* _Work instructions_:
Wherever the word "icon" shows up in a line, please copy that line.

* _Given records_:

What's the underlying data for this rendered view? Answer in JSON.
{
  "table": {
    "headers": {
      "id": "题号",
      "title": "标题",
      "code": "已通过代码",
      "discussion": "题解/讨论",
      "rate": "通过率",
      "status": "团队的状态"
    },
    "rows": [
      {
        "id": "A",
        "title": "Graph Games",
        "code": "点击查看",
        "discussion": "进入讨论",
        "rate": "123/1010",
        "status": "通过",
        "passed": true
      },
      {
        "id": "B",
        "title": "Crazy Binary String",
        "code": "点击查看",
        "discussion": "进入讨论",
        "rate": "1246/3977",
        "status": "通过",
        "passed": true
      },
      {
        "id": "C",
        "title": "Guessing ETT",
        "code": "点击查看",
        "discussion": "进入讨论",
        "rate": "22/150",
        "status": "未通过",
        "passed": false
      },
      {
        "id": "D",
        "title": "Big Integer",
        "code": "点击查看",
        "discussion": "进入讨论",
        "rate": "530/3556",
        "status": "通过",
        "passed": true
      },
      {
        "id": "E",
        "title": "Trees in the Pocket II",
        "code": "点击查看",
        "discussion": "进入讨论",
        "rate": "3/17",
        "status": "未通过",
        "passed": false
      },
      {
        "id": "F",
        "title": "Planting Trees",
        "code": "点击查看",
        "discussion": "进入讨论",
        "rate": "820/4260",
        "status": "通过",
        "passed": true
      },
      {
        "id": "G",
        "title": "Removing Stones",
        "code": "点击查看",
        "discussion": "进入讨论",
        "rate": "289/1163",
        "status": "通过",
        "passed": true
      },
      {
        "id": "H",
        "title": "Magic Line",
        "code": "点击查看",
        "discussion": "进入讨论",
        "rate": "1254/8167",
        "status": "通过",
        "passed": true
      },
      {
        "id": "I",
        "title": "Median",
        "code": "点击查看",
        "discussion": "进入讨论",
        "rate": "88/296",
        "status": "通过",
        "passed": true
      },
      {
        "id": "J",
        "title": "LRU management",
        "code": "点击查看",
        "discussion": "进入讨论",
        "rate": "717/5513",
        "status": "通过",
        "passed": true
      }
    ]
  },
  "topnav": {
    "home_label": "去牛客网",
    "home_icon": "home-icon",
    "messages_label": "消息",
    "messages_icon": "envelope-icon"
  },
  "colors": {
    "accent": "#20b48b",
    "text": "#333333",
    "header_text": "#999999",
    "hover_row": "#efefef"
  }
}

* _Reply_:
    "home_icon": "home-icon",
    "messages_icon": "envelope-icon"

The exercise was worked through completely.